# Exercise objective
Within the listing below, locate all lines containing the word "Monday". Copy each one.

※ ※ ※

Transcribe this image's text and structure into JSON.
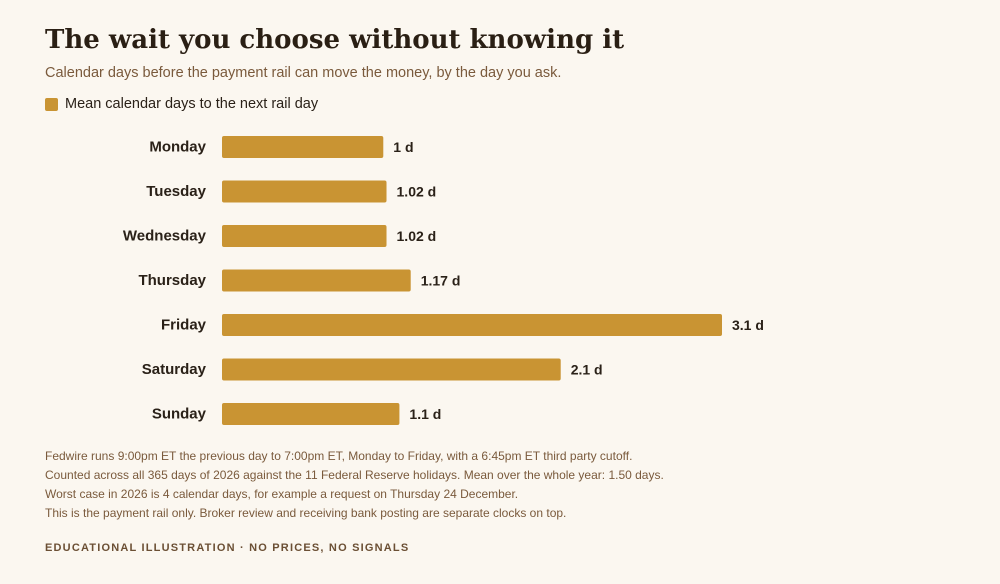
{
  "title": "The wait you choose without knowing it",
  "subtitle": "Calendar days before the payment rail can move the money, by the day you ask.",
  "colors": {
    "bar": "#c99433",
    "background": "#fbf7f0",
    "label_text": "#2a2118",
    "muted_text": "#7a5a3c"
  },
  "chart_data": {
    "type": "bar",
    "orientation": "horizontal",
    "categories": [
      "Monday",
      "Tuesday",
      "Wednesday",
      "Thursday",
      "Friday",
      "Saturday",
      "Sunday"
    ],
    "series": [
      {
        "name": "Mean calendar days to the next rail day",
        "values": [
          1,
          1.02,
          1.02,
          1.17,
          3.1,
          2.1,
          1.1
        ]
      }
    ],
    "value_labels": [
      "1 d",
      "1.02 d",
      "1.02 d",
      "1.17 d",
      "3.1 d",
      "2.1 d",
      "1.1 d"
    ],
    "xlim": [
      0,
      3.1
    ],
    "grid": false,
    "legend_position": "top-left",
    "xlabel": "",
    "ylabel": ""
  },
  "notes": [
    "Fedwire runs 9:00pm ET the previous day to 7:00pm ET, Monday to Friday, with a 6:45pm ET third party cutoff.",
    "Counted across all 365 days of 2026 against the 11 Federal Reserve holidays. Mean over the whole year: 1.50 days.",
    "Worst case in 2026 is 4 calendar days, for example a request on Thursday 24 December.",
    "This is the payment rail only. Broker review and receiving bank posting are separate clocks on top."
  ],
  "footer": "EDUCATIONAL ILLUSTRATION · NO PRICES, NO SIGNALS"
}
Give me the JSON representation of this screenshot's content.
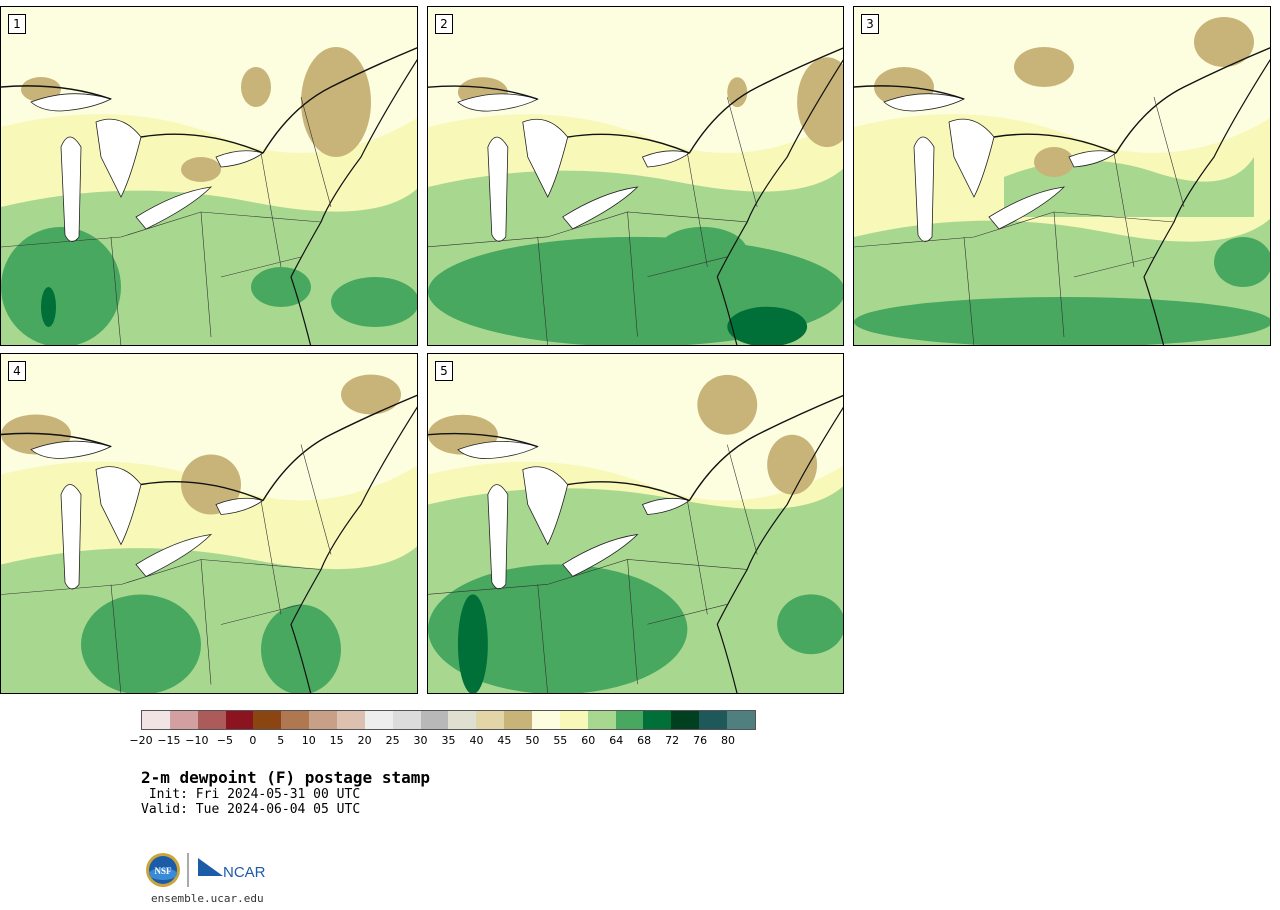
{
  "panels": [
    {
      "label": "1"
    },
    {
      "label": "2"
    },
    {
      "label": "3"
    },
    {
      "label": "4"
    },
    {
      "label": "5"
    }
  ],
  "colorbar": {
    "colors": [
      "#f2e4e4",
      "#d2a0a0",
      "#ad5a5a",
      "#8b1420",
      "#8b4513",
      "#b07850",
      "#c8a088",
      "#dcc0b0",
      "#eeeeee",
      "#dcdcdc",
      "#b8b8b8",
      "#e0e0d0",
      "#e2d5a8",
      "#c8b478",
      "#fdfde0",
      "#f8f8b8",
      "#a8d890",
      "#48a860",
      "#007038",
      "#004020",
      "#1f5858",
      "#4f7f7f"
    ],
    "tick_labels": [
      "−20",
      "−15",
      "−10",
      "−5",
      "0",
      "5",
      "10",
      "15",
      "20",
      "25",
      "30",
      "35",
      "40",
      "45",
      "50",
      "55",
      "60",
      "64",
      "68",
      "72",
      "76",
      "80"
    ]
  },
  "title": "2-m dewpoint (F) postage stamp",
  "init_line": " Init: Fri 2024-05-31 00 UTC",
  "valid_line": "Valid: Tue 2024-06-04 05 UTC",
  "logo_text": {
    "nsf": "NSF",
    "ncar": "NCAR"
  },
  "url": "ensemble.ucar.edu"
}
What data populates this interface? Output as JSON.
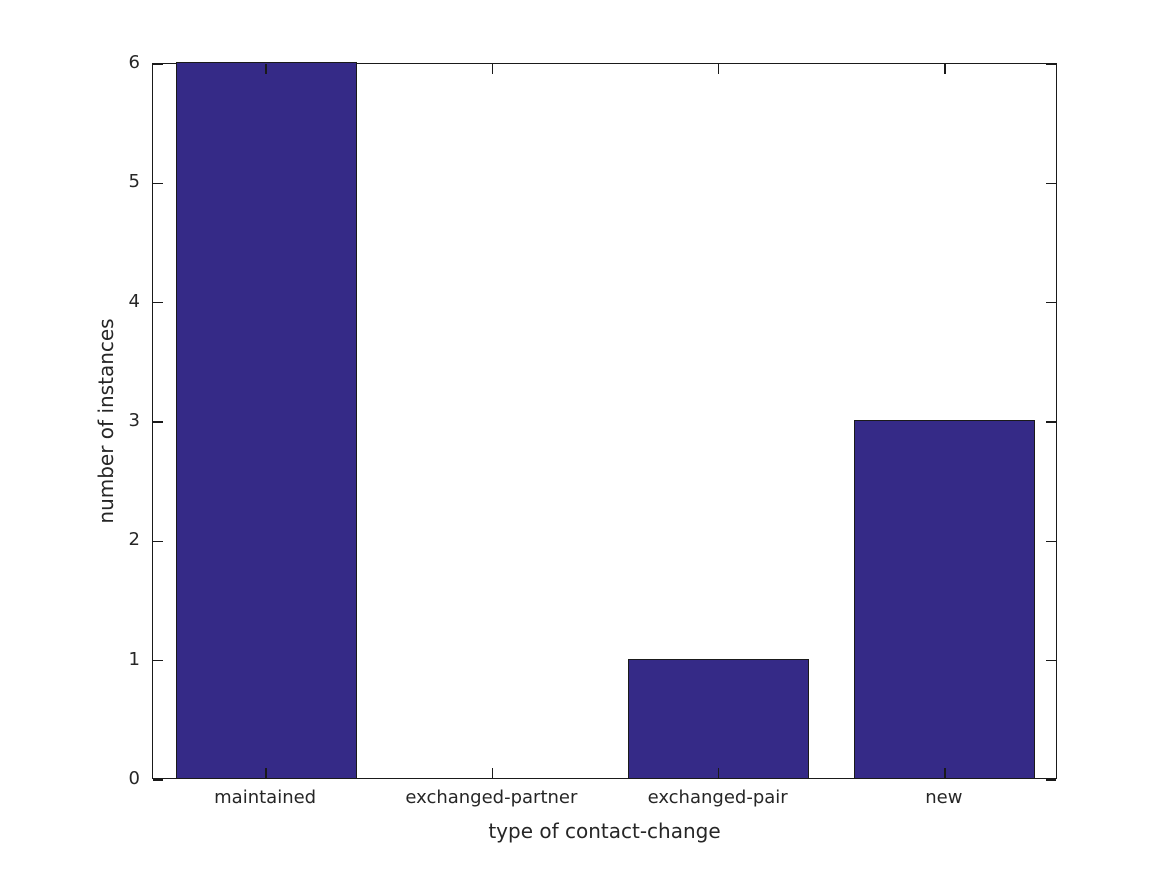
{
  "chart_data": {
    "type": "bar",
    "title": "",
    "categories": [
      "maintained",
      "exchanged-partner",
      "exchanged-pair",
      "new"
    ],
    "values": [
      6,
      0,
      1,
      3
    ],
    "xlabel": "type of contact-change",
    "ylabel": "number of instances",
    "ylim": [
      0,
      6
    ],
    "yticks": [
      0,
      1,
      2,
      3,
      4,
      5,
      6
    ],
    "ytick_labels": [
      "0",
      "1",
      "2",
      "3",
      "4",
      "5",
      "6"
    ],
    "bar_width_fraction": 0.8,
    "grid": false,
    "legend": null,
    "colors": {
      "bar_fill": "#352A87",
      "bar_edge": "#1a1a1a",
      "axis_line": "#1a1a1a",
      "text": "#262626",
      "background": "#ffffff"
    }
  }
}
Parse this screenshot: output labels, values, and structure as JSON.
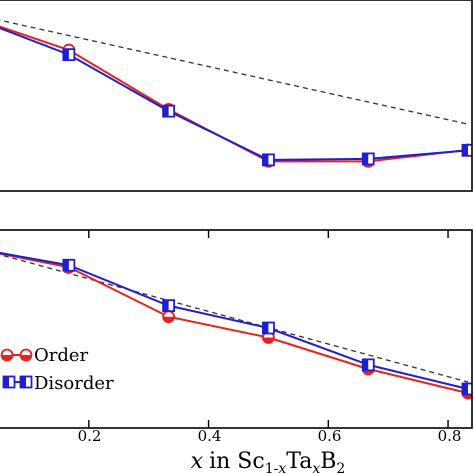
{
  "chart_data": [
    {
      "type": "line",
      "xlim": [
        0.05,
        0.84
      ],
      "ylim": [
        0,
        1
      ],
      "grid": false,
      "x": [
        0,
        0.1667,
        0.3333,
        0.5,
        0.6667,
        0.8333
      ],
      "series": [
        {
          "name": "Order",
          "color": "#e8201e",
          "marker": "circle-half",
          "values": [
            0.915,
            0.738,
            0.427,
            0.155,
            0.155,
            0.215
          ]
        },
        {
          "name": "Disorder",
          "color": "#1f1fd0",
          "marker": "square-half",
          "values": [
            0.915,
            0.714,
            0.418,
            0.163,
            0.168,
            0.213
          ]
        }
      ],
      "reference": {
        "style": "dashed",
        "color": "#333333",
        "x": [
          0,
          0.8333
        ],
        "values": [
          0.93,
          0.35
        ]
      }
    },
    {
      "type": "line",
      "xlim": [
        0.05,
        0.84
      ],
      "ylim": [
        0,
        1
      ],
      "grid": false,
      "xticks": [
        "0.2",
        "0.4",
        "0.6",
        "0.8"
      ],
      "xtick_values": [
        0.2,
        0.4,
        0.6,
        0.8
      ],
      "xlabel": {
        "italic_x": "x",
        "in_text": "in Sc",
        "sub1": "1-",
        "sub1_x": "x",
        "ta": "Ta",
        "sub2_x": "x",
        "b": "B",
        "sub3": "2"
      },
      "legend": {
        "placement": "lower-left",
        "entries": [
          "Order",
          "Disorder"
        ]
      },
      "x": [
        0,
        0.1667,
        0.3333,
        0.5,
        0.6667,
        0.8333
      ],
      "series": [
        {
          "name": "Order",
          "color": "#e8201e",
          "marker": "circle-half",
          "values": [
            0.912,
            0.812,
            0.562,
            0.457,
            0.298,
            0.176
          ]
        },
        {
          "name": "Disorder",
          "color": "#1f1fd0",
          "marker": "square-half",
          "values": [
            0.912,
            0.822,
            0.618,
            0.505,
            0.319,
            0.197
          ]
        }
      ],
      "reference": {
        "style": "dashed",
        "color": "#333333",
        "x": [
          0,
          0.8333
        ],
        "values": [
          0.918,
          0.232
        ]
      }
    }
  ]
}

※ ※ ※

# Written answer
      "Monday",
    "Fedwire runs 9:00pm ET the previous day to 7:00pm ET, Monday to Friday, with a 6:45pm ET third party cutoff.",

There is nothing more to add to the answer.